▶ [DATA FOR PROCESSING]:
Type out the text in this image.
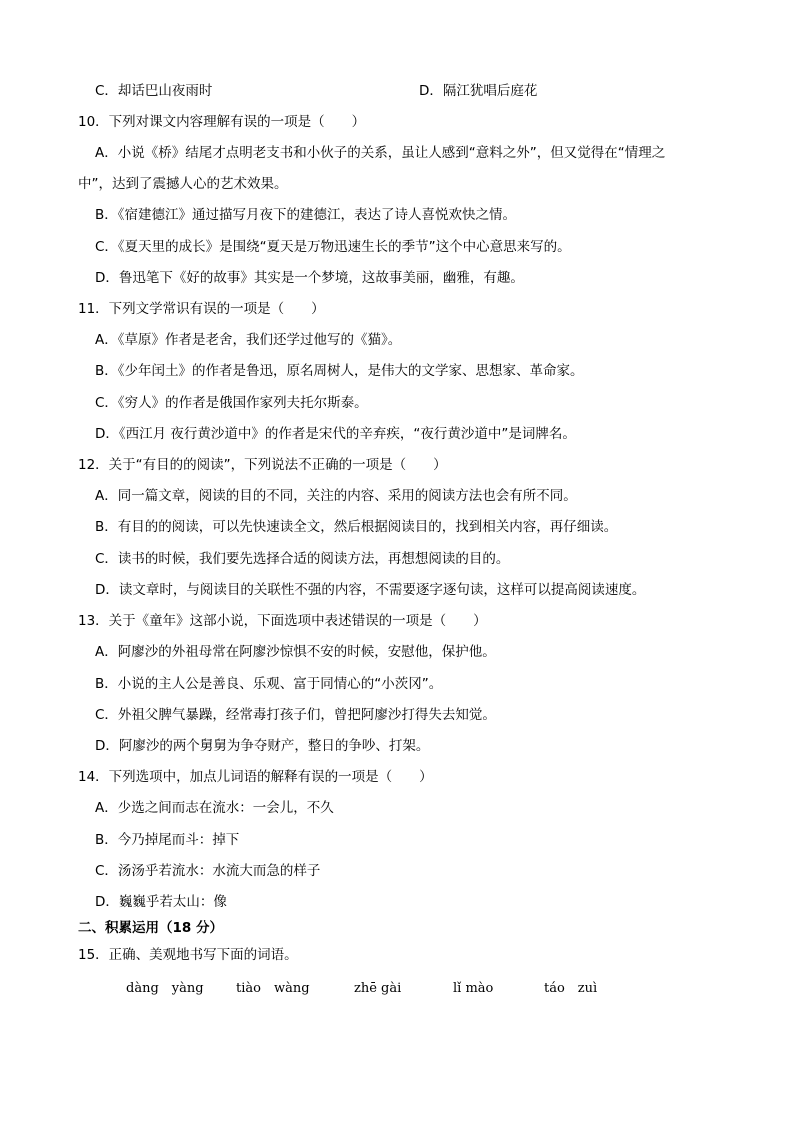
C．却话巴山夜雨时	D．隔江犹唱后庭花
10．下列对课文内容理解有误的一项是（　　）
A．小说《桥》结尾才点明老支书和小伙子的关系，虽让人感到“意料之外”，但又觉得在“情理之
中”，达到了震撼人心的艺术效果。
B．《宿建德江》通过描写月夜下的建德江，表达了诗人喜悦欢快之情。
C．《夏天里的成长》是围绕“夏天是万物迅速生长的季节”这个中心意思来写的。
D．鲁迅笔下《好的故事》其实是一个梦境，这故事美丽，幽雅，有趣。
11．下列文学常识有误的一项是（　　）
A．《草原》作者是老舍，我们还学过他写的《猫》。
B．《少年闰土》的作者是鲁迅，原名周树人，是伟大的文学家、思想家、革命家。
C．《穷人》的作者是俄国作家列夫托尔斯泰。
D．《西江月 夜行黄沙道中》的作者是宋代的辛弃疾，“夜行黄沙道中”是词牌名。
12．关于“有目的的阅读”，下列说法不正确的一项是（　　）
A．同一篇文章，阅读的目的不同，关注的内容、采用的阅读方法也会有所不同。
B．有目的的阅读，可以先快速读全文，然后根据阅读目的，找到相关内容，再仔细读。
C．读书的时候，我们要先选择合适的阅读方法，再想想阅读的目的。
D．读文章时，与阅读目的关联性不强的内容，不需要逐字逐句读，这样可以提高阅读速度。
13．关于《童年》这部小说，下面选项中表述错误的一项是（　　）
A．阿廖沙的外祖母常在阿廖沙惊惧不安的时候，安慰他，保护他。
B．小说的主人公是善良、乐观、富于同情心的“小茨冈”。
C．外祖父脾气暴躁，经常毒打孩子们，曾把阿廖沙打得失去知觉。
D．阿廖沙的两个舅舅为争夺财产，整日的争吵、打架。
14．下列选项中，加点儿词语的解释有误的一项是（　　）
A．少选之间而志在流水：一会儿，不久
B．今乃掉尾而斗：掉下
C．汤汤乎若流水：水流大而急的样子
D．巍巍乎若太山：像
二、积累运用（18 分）
15．正确、美观地书写下面的词语。
dàng　yàng tiào　wàng	zhē gài	lǐ mào	táo　zuì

▶ [STATED GOAL]:
Copy each line above precisely, dropping the pictures.

▶ [EXPECTED ANSWER]:
Type out the text in this image.
C．却话巴山夜雨时	D．隔江犹唱后庭花
10．下列对课文内容理解有误的一项是（　　）
A．小说《桥》结尾才点明老支书和小伙子的关系，虽让人感到“意料之外”，但又觉得在“情理之
中”，达到了震撼人心的艺术效果。
B．《宿建德江》通过描写月夜下的建德江，表达了诗人喜悦欢快之情。
C．《夏天里的成长》是围绕“夏天是万物迅速生长的季节”这个中心意思来写的。
D．鲁迅笔下《好的故事》其实是一个梦境，这故事美丽，幽雅，有趣。
11．下列文学常识有误的一项是（　　）
A．《草原》作者是老舍，我们还学过他写的《猫》。
B．《少年闰土》的作者是鲁迅，原名周树人，是伟大的文学家、思想家、革命家。
C．《穷人》的作者是俄国作家列夫托尔斯泰。
D．《西江月 夜行黄沙道中》的作者是宋代的辛弃疾，“夜行黄沙道中”是词牌名。
12．关于“有目的的阅读”，下列说法不正确的一项是（　　）
A．同一篇文章，阅读的目的不同，关注的内容、采用的阅读方法也会有所不同。
B．有目的的阅读，可以先快速读全文，然后根据阅读目的，找到相关内容，再仔细读。
C．读书的时候，我们要先选择合适的阅读方法，再想想阅读的目的。
D．读文章时，与阅读目的关联性不强的内容，不需要逐字逐句读，这样可以提高阅读速度。
13．关于《童年》这部小说，下面选项中表述错误的一项是（　　）
A．阿廖沙的外祖母常在阿廖沙惊惧不安的时候，安慰他，保护他。
B．小说的主人公是善良、乐观、富于同情心的“小茨冈”。
C．外祖父脾气暴躁，经常毒打孩子们，曾把阿廖沙打得失去知觉。
D．阿廖沙的两个舅舅为争夺财产，整日的争吵、打架。
14．下列选项中，加点儿词语的解释有误的一项是（　　）
A．少选之间而志在流水：一会儿，不久
B．今乃掉尾而斗：掉下
C．汤汤乎若流水：水流大而急的样子
D．巍巍乎若太山：像
二、积累运用（18 分）
15．正确、美观地书写下面的词语。
dàng　yàng tiào　wàng	zhē gài	lǐ mào	táo　zuì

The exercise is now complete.